--- Start of Supplied information ---

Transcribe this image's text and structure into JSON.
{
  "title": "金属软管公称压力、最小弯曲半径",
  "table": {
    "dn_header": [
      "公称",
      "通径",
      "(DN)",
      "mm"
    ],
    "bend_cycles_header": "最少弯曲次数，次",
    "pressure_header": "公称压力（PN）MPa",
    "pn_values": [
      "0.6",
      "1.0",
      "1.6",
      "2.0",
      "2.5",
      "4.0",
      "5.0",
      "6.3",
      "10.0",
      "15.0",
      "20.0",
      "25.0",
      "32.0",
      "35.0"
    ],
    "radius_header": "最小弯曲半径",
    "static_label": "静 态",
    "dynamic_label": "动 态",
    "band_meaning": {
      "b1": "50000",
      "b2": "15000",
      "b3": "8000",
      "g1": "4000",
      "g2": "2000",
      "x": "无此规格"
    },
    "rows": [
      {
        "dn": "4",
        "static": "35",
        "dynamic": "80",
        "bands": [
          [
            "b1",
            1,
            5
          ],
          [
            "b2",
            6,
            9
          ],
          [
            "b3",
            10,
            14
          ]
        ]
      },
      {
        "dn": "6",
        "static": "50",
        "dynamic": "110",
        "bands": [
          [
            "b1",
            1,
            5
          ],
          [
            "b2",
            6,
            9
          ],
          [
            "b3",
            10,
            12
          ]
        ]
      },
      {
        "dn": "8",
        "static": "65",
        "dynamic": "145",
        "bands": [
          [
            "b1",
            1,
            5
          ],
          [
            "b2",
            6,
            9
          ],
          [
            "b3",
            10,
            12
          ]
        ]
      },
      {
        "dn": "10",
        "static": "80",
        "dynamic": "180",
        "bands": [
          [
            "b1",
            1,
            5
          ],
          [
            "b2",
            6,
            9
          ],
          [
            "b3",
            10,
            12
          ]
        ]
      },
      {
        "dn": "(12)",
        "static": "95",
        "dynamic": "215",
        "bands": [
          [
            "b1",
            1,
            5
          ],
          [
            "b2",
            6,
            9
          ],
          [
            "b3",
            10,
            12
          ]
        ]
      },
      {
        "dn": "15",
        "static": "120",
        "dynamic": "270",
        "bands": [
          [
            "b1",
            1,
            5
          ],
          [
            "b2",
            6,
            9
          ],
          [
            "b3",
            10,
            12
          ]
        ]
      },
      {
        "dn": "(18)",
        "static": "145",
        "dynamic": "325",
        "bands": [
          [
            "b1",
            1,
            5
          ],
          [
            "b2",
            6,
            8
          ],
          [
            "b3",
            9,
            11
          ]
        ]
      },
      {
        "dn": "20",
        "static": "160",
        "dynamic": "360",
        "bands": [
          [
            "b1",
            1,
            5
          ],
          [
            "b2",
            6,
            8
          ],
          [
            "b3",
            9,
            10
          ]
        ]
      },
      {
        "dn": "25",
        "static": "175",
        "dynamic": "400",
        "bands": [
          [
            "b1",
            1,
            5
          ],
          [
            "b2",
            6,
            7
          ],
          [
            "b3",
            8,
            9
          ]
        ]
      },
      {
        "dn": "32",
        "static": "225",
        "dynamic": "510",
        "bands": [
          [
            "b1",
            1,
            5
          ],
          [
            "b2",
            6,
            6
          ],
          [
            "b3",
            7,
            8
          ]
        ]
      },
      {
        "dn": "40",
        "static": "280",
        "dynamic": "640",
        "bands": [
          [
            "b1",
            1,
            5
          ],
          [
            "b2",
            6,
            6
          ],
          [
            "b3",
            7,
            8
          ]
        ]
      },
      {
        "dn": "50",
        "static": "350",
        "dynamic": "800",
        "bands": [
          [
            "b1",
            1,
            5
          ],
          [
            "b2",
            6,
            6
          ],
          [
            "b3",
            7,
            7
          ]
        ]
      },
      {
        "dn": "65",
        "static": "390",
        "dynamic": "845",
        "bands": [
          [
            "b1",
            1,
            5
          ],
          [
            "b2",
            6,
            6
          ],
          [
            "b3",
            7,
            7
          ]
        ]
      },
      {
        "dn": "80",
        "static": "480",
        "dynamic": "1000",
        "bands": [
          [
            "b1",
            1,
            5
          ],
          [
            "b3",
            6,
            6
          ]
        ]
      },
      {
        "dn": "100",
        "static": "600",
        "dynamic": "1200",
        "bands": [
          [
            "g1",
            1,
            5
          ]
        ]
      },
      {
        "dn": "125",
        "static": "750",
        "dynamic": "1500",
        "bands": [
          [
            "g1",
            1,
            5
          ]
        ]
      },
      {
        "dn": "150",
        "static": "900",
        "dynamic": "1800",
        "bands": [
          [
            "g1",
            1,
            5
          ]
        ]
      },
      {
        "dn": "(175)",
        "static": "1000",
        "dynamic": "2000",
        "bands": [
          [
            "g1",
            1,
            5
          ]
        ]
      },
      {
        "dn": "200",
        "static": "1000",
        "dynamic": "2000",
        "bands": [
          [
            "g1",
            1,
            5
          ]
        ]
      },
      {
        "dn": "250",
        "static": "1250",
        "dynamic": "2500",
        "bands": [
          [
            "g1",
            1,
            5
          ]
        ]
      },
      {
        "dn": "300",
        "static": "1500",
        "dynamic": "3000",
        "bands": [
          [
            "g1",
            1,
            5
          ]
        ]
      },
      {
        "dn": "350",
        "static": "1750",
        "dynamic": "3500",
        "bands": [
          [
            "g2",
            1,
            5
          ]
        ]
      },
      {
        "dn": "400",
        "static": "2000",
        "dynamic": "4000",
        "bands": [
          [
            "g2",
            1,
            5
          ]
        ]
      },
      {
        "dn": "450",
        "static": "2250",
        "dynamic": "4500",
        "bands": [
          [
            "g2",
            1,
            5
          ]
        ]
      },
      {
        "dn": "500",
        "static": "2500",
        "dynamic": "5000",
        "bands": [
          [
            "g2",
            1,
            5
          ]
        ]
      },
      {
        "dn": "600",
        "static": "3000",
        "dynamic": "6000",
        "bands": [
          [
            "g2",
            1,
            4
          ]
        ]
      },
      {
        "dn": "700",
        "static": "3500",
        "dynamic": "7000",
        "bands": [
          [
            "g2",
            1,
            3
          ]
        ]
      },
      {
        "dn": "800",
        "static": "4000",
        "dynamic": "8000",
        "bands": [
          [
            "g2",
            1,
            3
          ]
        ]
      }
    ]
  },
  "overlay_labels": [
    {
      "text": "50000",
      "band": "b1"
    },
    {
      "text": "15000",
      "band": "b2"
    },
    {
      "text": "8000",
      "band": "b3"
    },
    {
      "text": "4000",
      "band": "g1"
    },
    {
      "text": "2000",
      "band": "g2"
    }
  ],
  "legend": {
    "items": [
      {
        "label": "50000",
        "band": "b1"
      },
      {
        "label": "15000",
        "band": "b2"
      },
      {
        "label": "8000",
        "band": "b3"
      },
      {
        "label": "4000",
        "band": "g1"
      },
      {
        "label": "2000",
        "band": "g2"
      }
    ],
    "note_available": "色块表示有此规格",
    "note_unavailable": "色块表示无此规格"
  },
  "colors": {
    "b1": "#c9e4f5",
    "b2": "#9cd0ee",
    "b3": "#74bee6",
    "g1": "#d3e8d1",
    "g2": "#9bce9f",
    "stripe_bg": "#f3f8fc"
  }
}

--- End of Supplied information ---

* Brief: Say, as a number only, how many lines of the data contain "text".

* Result of this task: 6